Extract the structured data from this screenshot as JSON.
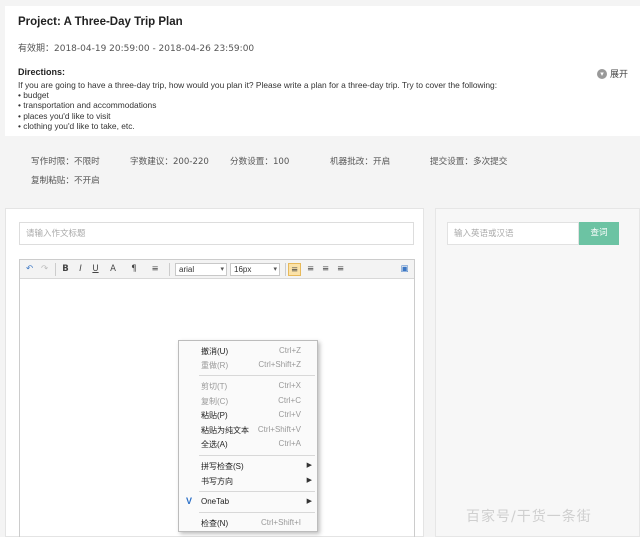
{
  "project": {
    "title": "Project: A Three-Day Trip Plan",
    "validity": "有效期：2018-04-19 20:59:00 - 2018-04-26 23:59:00",
    "directions_heading": "Directions:",
    "directions": [
      "If you are going to have a three-day trip, how would you plan it? Please write a plan for a three-day trip. Try to cover the following:",
      "• budget",
      "• transportation and accommodations",
      "• places you'd like to visit",
      "• clothing you'd like to take, etc."
    ],
    "expand_label": "展开"
  },
  "settings": {
    "time_limit": "写作时限：不限时",
    "word_count": "字数建议：200-220",
    "score": "分数设置：100",
    "machine": "机器批改：开启",
    "submit": "提交设置：多次提交",
    "paste": "复制粘贴：不开启"
  },
  "editor": {
    "title_placeholder": "请输入作文标题",
    "font_family": "arial",
    "font_size": "16px",
    "toolbar": {
      "undo": "↶",
      "redo": "↷",
      "bold": "B",
      "italic": "I",
      "underline": "U",
      "forecolor": "A",
      "paragraph": "¶",
      "lineheight": "≡",
      "align_left": "≡",
      "align_center": "≡",
      "align_right": "≡",
      "justify": "≡",
      "fullscreen": "▣"
    }
  },
  "dictionary": {
    "placeholder": "输入英语或汉语",
    "button": "查词"
  },
  "context_menu": {
    "items": [
      {
        "label": "撤消(U)",
        "shortcut": "Ctrl+Z",
        "disabled": false
      },
      {
        "label": "重做(R)",
        "shortcut": "Ctrl+Shift+Z",
        "disabled": true
      },
      {
        "label": "剪切(T)",
        "shortcut": "Ctrl+X",
        "disabled": true
      },
      {
        "label": "复制(C)",
        "shortcut": "Ctrl+C",
        "disabled": true
      },
      {
        "label": "粘贴(P)",
        "shortcut": "Ctrl+V",
        "disabled": false
      },
      {
        "label": "粘贴为纯文本",
        "shortcut": "Ctrl+Shift+V",
        "disabled": false
      },
      {
        "label": "全选(A)",
        "shortcut": "Ctrl+A",
        "disabled": false
      },
      {
        "label": "拼写检查(S)",
        "shortcut": "",
        "disabled": false
      },
      {
        "label": "书写方向",
        "shortcut": "",
        "disabled": false
      },
      {
        "label": "OneTab",
        "shortcut": "",
        "disabled": false
      },
      {
        "label": "检查(N)",
        "shortcut": "Ctrl+Shift+I",
        "disabled": false
      }
    ],
    "submenu_arrow": "▶"
  },
  "watermark": "百家号/干货一条街",
  "colors": {
    "accent_button": "#6cc3a3",
    "link_blue": "#3a76c4"
  }
}
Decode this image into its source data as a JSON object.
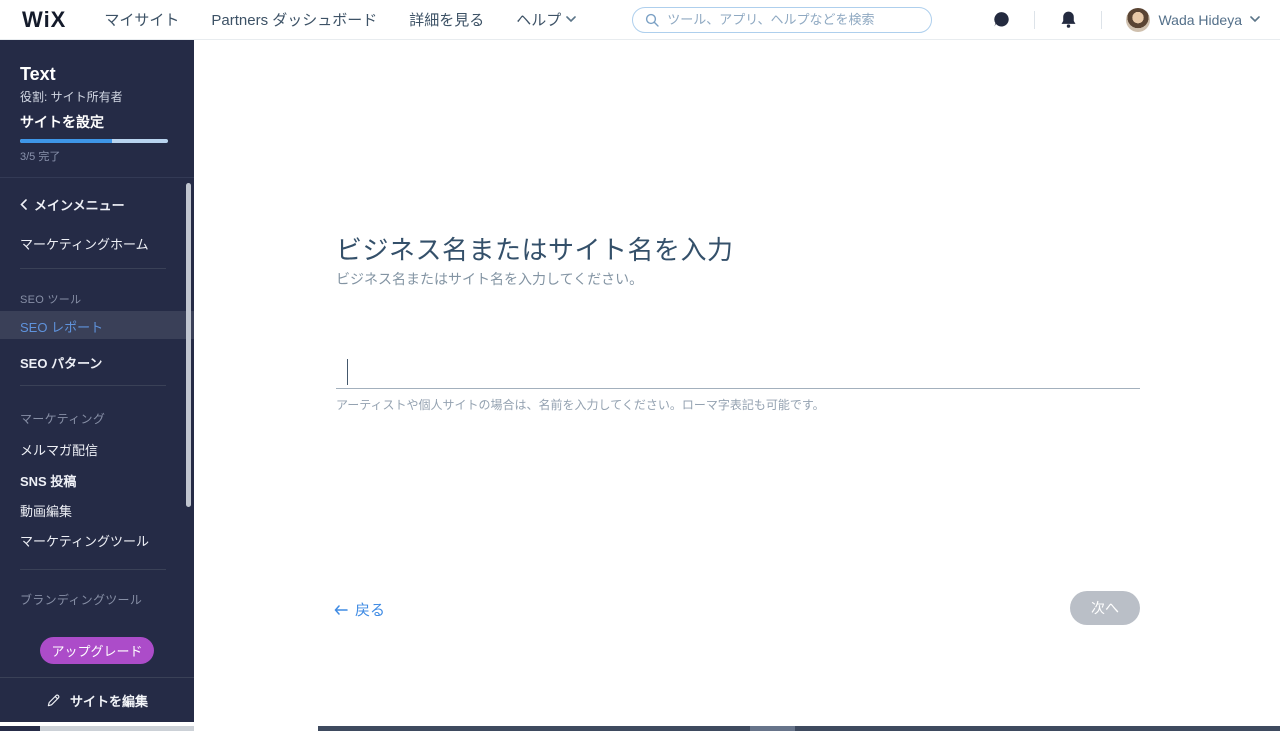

● **Task requirements**: Reproduce each line word for word and drop the pictures.

● **Answer to this exercise**:
Extract the structured data from this screenshot as JSON.
{
  "project": {
    "title": "Project: A Three-Day Trip Plan",
    "validity": "有效期：2018-04-19 20:59:00 - 2018-04-26 23:59:00",
    "directions_heading": "Directions:",
    "directions": [
      "If you are going to have a three-day trip, how would you plan it? Please write a plan for a three-day trip. Try to cover the following:",
      "• budget",
      "• transportation and accommodations",
      "• places you'd like to visit",
      "• clothing you'd like to take, etc."
    ],
    "expand_label": "展开"
  },
  "settings": {
    "time_limit": "写作时限：不限时",
    "word_count": "字数建议：200-220",
    "score": "分数设置：100",
    "machine": "机器批改：开启",
    "submit": "提交设置：多次提交",
    "paste": "复制粘贴：不开启"
  },
  "editor": {
    "title_placeholder": "请输入作文标题",
    "font_family": "arial",
    "font_size": "16px",
    "toolbar": {
      "undo": "↶",
      "redo": "↷",
      "bold": "B",
      "italic": "I",
      "underline": "U",
      "forecolor": "A",
      "paragraph": "¶",
      "lineheight": "≡",
      "align_left": "≡",
      "align_center": "≡",
      "align_right": "≡",
      "justify": "≡",
      "fullscreen": "▣"
    }
  },
  "dictionary": {
    "placeholder": "输入英语或汉语",
    "button": "查词"
  },
  "context_menu": {
    "items": [
      {
        "label": "撤消(U)",
        "shortcut": "Ctrl+Z",
        "disabled": false
      },
      {
        "label": "重做(R)",
        "shortcut": "Ctrl+Shift+Z",
        "disabled": true
      },
      {
        "label": "剪切(T)",
        "shortcut": "Ctrl+X",
        "disabled": true
      },
      {
        "label": "复制(C)",
        "shortcut": "Ctrl+C",
        "disabled": true
      },
      {
        "label": "粘贴(P)",
        "shortcut": "Ctrl+V",
        "disabled": false
      },
      {
        "label": "粘贴为纯文本",
        "shortcut": "Ctrl+Shift+V",
        "disabled": false
      },
      {
        "label": "全选(A)",
        "shortcut": "Ctrl+A",
        "disabled": false
      },
      {
        "label": "拼写检查(S)",
        "shortcut": "",
        "disabled": false
      },
      {
        "label": "书写方向",
        "shortcut": "",
        "disabled": false
      },
      {
        "label": "OneTab",
        "shortcut": "",
        "disabled": false
      },
      {
        "label": "检查(N)",
        "shortcut": "Ctrl+Shift+I",
        "disabled": false
      }
    ],
    "submenu_arrow": "▶"
  },
  "watermark": "百家号/干货一条街",
  "colors": {
    "accent_button": "#6cc3a3",
    "link_blue": "#3a76c4"
  }
}
Decode this image into its source data as a JSON object.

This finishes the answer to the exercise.